- _TO DO_
From the entries below, copy out the lines word for word, starting with the line that contains "- background-bubble: [1325, 108, 1450, 233]" and stopping after the line that contains "- background-bubble: [1075, 575, 1250, 750]". Include both of those lines and nothing else.

- _DATASET RECORDS_
--- BEGIN ---

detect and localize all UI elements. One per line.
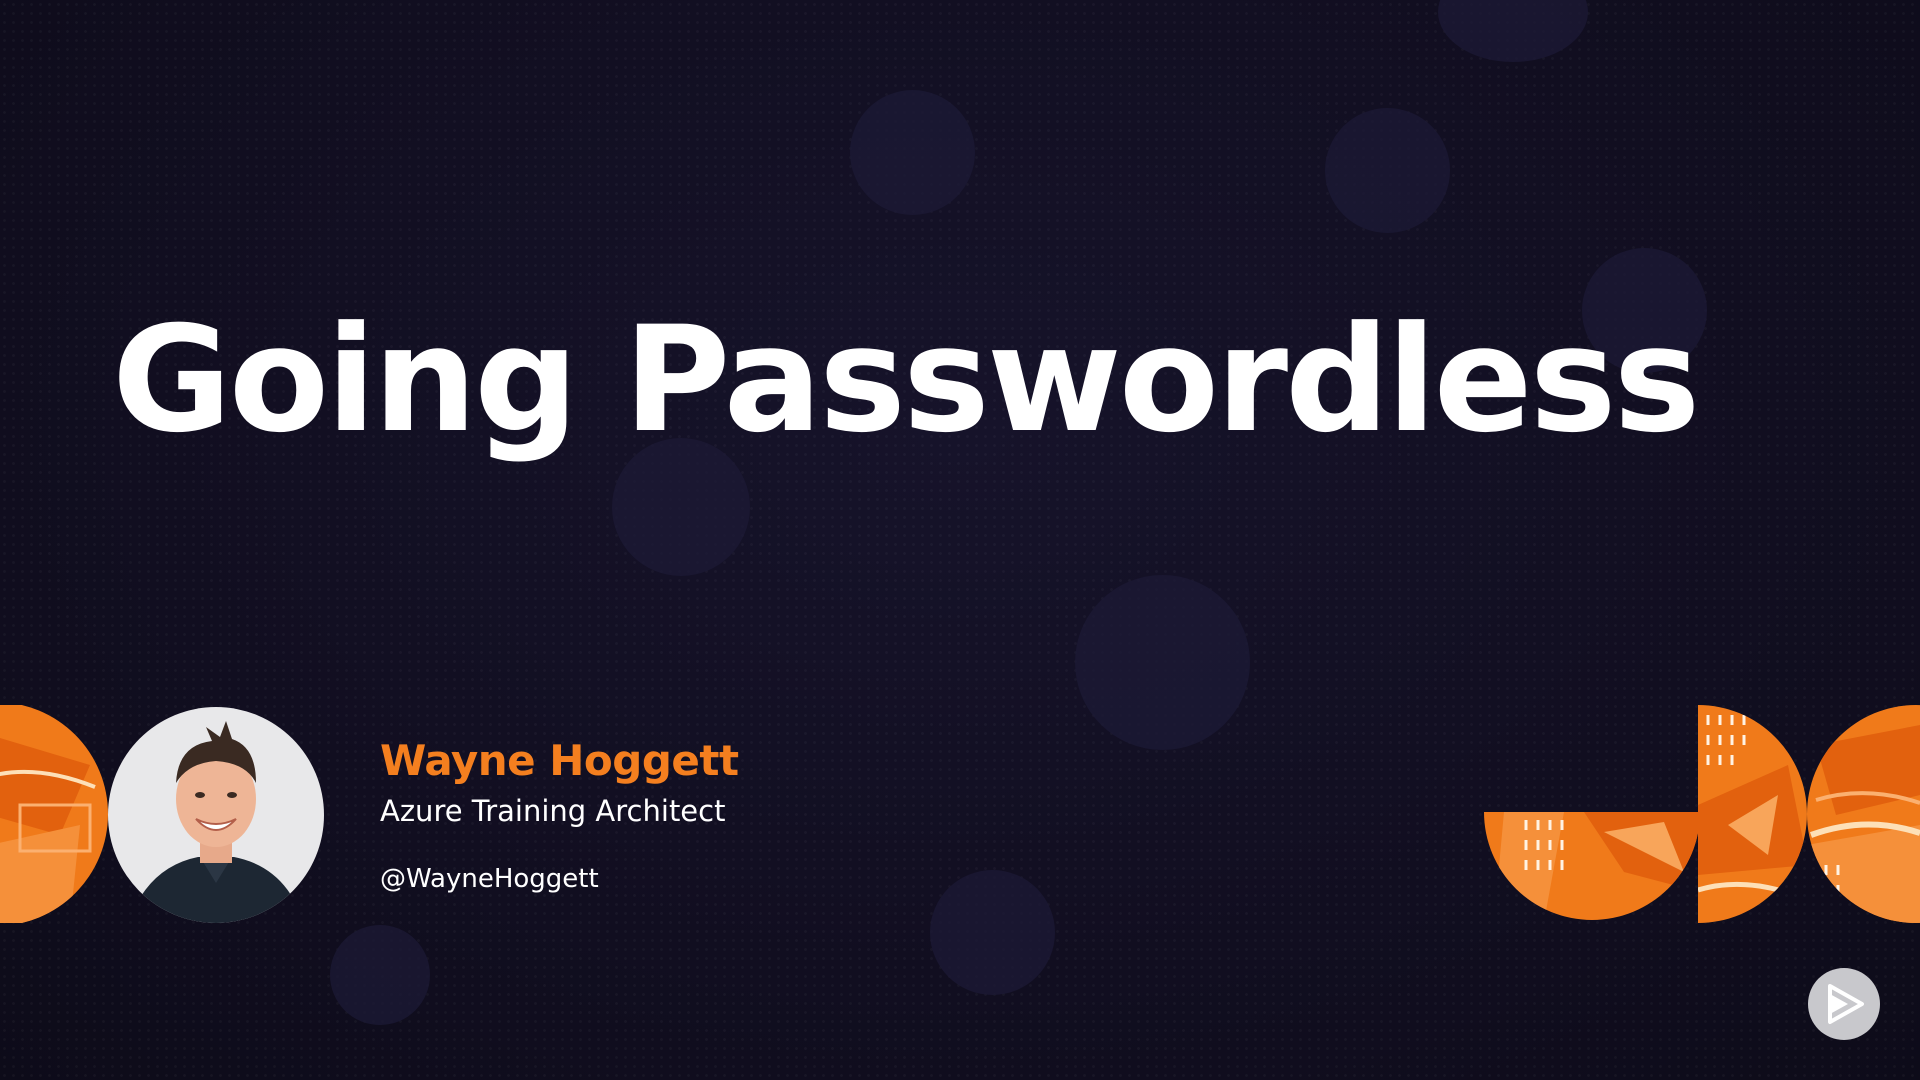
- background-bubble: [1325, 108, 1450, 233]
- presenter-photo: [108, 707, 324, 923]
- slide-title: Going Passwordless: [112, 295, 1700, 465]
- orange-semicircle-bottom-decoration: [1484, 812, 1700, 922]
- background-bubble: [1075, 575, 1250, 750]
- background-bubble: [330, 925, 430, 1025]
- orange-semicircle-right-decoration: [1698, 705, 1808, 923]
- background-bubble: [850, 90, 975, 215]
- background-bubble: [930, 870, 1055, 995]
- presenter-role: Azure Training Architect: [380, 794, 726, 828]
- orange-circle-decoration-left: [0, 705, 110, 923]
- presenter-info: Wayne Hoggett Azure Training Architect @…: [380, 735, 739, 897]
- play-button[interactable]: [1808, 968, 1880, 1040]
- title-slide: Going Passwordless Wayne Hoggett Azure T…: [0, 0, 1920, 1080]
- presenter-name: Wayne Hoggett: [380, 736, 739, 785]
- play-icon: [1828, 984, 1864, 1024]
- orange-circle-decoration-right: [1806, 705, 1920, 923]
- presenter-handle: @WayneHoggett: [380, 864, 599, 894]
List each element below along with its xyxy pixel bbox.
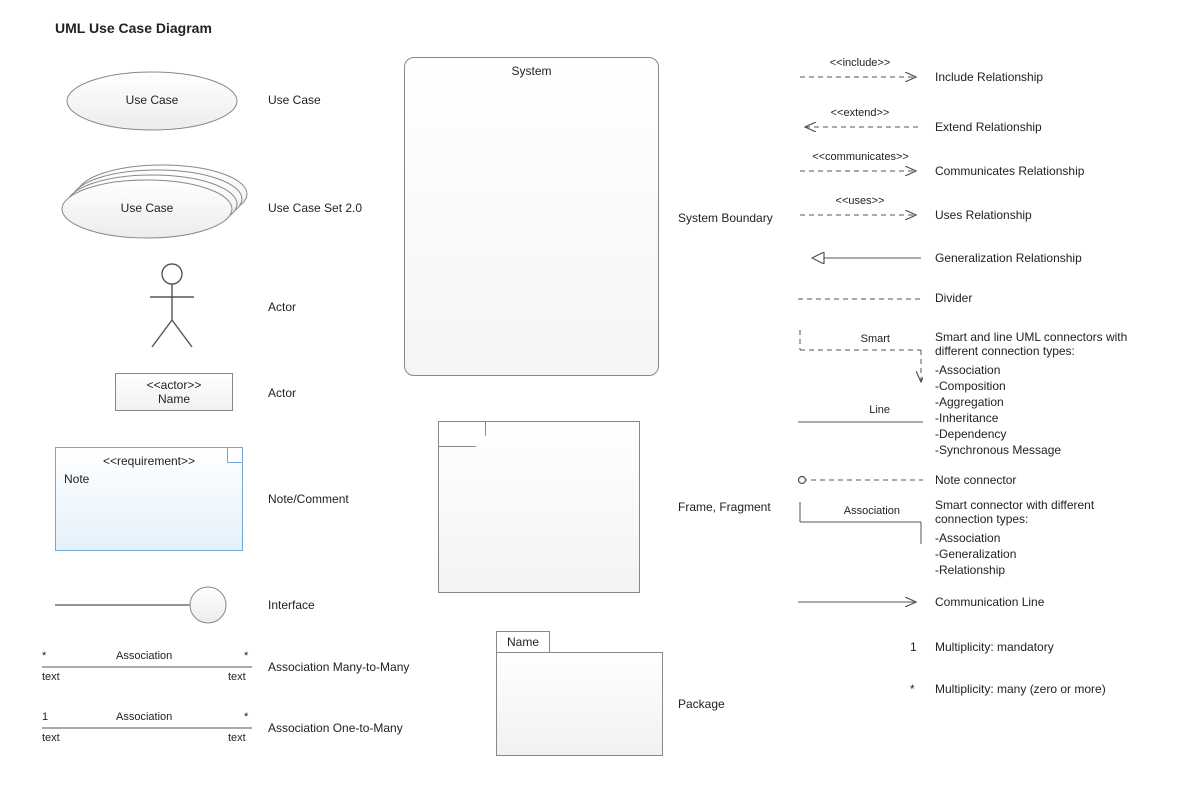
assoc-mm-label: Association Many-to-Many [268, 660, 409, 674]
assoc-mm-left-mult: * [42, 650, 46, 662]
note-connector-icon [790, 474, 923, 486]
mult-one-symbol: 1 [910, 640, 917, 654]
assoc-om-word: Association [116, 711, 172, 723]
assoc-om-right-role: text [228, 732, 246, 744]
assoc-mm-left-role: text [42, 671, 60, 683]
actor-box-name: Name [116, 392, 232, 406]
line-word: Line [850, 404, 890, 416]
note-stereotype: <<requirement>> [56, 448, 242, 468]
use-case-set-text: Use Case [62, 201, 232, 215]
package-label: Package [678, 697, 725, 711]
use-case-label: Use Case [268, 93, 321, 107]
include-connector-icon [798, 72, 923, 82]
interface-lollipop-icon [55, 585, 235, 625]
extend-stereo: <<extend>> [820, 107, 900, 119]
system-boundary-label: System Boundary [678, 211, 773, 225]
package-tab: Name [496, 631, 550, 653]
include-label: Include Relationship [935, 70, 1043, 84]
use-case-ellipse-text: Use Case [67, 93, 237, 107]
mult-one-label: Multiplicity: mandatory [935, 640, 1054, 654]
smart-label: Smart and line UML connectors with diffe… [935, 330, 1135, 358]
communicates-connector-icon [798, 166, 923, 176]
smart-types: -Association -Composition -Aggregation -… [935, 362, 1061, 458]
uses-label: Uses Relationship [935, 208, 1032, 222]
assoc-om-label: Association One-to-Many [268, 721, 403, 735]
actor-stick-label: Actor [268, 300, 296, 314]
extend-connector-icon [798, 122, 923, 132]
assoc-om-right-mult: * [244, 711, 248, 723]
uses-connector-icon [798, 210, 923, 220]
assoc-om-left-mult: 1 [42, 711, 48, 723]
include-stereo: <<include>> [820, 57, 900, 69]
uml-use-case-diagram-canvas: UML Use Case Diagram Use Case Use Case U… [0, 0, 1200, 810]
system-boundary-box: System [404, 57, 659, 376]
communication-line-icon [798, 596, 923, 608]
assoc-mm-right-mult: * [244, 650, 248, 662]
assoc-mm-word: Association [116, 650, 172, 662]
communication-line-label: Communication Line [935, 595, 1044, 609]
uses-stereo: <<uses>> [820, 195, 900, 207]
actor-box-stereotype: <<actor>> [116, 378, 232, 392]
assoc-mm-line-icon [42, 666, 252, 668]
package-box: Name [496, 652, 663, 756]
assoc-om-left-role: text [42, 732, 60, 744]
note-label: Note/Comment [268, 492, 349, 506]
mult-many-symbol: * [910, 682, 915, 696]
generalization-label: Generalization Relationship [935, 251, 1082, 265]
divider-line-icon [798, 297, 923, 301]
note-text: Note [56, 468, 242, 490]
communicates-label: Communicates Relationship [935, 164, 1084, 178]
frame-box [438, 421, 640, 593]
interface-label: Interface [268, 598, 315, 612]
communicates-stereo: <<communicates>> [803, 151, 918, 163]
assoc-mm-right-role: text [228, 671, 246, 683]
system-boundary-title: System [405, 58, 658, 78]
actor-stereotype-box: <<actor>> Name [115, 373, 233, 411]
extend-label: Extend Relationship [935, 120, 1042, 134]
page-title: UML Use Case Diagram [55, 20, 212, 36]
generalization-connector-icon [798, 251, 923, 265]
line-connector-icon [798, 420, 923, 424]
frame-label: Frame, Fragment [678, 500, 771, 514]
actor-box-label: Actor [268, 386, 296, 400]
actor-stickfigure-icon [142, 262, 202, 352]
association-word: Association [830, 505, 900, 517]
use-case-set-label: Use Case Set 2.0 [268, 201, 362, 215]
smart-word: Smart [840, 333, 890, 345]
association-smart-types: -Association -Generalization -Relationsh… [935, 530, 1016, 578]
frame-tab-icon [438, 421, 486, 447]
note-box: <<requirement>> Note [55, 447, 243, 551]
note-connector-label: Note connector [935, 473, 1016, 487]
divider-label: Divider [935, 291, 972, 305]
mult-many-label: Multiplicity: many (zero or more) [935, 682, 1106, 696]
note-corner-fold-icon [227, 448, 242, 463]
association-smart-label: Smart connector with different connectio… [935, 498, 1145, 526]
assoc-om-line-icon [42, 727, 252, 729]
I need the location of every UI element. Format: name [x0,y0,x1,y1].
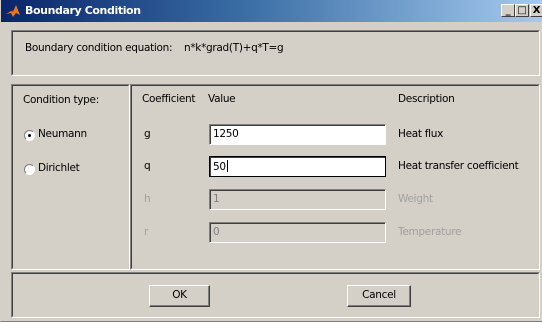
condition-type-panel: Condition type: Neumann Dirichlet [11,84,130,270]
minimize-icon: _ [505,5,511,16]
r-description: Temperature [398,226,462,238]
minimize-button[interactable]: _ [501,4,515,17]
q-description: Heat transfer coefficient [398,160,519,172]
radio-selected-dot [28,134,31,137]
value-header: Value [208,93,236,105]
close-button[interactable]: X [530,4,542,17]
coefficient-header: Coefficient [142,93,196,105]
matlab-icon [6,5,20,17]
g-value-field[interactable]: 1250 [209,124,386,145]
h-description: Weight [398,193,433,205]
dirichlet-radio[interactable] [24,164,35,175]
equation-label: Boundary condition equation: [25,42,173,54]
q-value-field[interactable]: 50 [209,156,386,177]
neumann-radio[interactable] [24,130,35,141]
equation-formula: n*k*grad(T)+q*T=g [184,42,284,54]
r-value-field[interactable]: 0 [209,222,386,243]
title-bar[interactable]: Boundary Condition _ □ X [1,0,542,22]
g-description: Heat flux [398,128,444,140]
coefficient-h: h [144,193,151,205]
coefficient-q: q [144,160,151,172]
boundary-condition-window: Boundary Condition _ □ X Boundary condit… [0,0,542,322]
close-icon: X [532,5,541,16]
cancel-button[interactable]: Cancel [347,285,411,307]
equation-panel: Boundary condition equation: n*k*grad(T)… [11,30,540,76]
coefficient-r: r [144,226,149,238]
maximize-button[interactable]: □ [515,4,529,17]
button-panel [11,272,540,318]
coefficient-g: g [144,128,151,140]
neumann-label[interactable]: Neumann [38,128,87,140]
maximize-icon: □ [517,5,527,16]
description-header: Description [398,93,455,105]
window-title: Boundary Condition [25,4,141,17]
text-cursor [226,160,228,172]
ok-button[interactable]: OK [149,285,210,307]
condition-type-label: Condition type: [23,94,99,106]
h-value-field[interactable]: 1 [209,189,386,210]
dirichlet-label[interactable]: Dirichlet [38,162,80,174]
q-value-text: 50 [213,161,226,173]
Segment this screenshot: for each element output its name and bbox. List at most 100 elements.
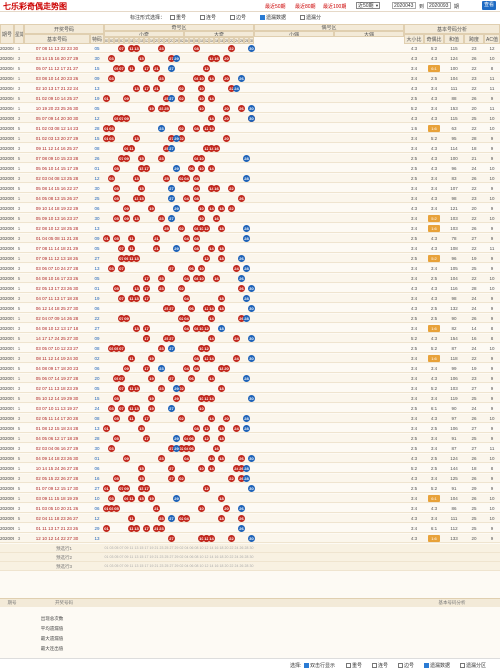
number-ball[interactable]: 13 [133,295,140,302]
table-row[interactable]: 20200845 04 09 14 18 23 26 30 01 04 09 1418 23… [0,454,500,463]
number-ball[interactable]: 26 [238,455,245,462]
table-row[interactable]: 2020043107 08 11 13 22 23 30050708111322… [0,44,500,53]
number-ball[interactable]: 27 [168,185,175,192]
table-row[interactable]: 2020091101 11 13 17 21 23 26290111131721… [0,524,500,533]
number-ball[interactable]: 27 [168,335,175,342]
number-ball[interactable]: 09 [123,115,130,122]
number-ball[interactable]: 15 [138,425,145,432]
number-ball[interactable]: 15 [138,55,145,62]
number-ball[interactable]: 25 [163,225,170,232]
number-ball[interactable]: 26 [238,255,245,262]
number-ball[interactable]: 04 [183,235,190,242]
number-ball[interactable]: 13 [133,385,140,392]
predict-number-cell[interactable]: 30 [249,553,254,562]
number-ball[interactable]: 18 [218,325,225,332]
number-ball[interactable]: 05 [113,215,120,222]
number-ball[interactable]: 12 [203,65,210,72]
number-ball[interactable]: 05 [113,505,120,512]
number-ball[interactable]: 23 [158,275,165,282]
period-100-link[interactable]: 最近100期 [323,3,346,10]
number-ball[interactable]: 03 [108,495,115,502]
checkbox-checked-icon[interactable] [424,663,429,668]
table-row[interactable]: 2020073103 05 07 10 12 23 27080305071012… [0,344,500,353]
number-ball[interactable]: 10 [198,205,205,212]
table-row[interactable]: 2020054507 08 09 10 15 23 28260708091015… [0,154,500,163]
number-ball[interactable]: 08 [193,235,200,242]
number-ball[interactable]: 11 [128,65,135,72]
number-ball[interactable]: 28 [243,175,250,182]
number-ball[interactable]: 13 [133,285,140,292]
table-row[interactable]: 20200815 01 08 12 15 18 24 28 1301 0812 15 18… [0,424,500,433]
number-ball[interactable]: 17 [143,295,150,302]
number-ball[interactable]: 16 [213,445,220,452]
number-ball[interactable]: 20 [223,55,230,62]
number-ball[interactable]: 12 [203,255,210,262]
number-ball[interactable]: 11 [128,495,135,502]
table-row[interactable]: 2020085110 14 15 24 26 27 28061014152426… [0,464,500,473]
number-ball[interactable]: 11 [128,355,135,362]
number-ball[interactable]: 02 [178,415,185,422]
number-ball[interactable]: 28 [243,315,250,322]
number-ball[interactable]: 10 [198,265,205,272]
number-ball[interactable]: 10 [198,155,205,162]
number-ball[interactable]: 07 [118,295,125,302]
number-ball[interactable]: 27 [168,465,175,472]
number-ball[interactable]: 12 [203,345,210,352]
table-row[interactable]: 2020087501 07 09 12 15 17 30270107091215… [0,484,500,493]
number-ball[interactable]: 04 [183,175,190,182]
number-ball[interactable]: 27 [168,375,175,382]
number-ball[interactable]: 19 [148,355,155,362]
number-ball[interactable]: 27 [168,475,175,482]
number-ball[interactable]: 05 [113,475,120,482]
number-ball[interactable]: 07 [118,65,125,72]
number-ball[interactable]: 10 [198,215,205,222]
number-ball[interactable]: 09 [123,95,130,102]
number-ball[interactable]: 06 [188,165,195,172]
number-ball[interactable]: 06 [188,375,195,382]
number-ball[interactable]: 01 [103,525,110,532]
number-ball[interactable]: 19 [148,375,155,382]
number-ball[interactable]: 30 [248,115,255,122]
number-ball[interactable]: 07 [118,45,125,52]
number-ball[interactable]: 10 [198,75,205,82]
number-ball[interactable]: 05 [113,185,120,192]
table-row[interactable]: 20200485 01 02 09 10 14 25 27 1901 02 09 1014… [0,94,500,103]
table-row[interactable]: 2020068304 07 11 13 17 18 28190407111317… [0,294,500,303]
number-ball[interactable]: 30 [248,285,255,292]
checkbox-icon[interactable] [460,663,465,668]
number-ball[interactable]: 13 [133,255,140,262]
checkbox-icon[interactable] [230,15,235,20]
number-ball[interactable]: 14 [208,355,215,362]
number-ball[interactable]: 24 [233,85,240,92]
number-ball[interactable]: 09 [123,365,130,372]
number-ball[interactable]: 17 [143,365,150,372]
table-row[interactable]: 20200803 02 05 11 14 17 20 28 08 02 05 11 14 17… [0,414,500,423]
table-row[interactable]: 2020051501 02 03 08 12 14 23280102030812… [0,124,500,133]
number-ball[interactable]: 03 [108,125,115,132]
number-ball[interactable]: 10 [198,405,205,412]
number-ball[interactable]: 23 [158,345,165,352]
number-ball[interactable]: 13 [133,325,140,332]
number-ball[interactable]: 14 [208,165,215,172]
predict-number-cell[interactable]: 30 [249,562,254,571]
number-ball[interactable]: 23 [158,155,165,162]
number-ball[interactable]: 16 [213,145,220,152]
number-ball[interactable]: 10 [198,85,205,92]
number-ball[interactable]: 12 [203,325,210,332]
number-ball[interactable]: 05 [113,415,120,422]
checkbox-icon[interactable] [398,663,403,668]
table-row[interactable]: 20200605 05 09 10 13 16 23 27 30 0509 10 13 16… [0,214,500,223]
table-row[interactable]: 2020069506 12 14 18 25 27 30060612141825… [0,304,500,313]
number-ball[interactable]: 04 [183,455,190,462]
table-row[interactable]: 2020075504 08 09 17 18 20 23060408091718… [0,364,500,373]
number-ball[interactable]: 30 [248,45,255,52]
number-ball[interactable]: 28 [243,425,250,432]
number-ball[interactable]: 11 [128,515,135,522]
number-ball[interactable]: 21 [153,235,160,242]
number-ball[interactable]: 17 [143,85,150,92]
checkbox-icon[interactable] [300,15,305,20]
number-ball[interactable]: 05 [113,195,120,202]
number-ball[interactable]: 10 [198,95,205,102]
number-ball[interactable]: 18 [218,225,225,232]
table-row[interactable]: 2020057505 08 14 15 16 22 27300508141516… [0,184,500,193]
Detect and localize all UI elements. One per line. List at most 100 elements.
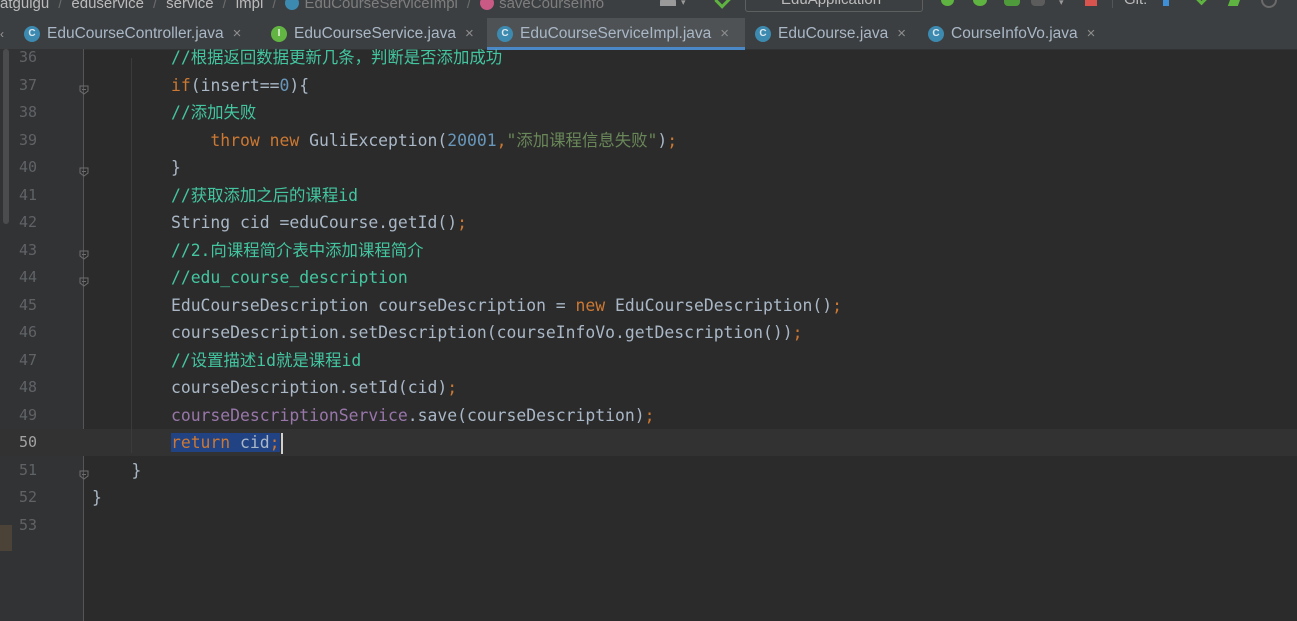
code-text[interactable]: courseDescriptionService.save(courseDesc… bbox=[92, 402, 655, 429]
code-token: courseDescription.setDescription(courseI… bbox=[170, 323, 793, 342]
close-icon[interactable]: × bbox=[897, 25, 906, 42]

--- END ---

- _RESPONSE FOR THIS EXERCISE_
- background-bubble: [1325, 108, 1450, 233]
- presenter-photo: [108, 707, 324, 923]
- slide-title: Going Passwordless: [112, 295, 1700, 465]
- orange-semicircle-bottom-decoration: [1484, 812, 1700, 922]
- background-bubble: [1075, 575, 1250, 750]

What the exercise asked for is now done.